**TASK REQUIREMENTS**.
Reproduce the listing below without any change.
-- start of DATA SHOWN --
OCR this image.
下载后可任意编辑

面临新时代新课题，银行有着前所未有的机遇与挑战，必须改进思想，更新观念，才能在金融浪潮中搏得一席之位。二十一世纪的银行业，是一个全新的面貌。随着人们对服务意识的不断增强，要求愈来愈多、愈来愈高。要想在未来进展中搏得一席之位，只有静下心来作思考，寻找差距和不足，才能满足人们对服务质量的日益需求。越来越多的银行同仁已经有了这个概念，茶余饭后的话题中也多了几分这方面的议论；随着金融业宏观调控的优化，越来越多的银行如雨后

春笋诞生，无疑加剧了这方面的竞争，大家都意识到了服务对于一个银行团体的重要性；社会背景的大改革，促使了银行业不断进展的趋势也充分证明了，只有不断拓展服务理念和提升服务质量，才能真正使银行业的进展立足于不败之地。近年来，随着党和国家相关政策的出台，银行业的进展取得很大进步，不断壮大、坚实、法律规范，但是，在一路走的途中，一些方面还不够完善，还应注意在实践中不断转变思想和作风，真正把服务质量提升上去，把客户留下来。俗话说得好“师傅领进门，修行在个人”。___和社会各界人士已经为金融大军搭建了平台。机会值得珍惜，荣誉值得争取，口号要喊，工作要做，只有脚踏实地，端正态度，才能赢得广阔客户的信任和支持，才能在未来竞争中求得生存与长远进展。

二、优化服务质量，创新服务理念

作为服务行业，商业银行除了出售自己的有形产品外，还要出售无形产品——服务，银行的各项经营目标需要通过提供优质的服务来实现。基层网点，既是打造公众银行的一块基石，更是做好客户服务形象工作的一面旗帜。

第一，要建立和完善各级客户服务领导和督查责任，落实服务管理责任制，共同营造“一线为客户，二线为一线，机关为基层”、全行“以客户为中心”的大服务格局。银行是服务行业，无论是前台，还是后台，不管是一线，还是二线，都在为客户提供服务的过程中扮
-- end of DATA SHOWN --
**FINISHED TASK**.
OCR this image.
下载后可任意编辑

面临新时代新课题，银行有着前所未有的机遇与挑战，必须改进思想，更新观念，才能在金融浪潮中搏得一席之位。二十一世纪的银行业，是一个全新的面貌。随着人们对服务意识的不断增强，要求愈来愈多、愈来愈高。要想在未来进展中搏得一席之位，只有静下心来作思考，寻找差距和不足，才能满足人们对服务质量的日益需求。越来越多的银行同仁已经有了这个概念，茶余饭后的话题中也多了几分这方面的议论；随着金融业宏观调控的优化，越来越多的银行如雨后

春笋诞生，无疑加剧了这方面的竞争，大家都意识到了服务对于一个银行团体的重要性；社会背景的大改革，促使了银行业不断进展的趋势也充分证明了，只有不断拓展服务理念和提升服务质量，才能真正使银行业的进展立足于不败之地。近年来，随着党和国家相关政策的出台，银行业的进展取得很大进步，不断壮大、坚实、法律规范，但是，在一路走的途中，一些方面还不够完善，还应注意在实践中不断转变思想和作风，真正把服务质量提升上去，把客户留下来。俗话说得好“师傅领进门，修行在个人”。___和社会各界人士已经为金融大军搭建了平台。机会值得珍惜，荣誉值得争取，口号要喊，工作要做，只有脚踏实地，端正态度，才能赢得广阔客户的信任和支持，才能在未来竞争中求得生存与长远进展。

二、优化服务质量，创新服务理念

作为服务行业，商业银行除了出售自己的有形产品外，还要出售无形产品——服务，银行的各项经营目标需要通过提供优质的服务来实现。基层网点，既是打造公众银行的一块基石，更是做好客户服务形象工作的一面旗帜。

第一，要建立和完善各级客户服务领导和督查责任，落实服务管理责任制，共同营造“一线为客户，二线为一线，机关为基层”、全行“以客户为中心”的大服务格局。银行是服务行业，无论是前台，还是后台，不管是一线，还是二线，都在为客户提供服务的过程中扮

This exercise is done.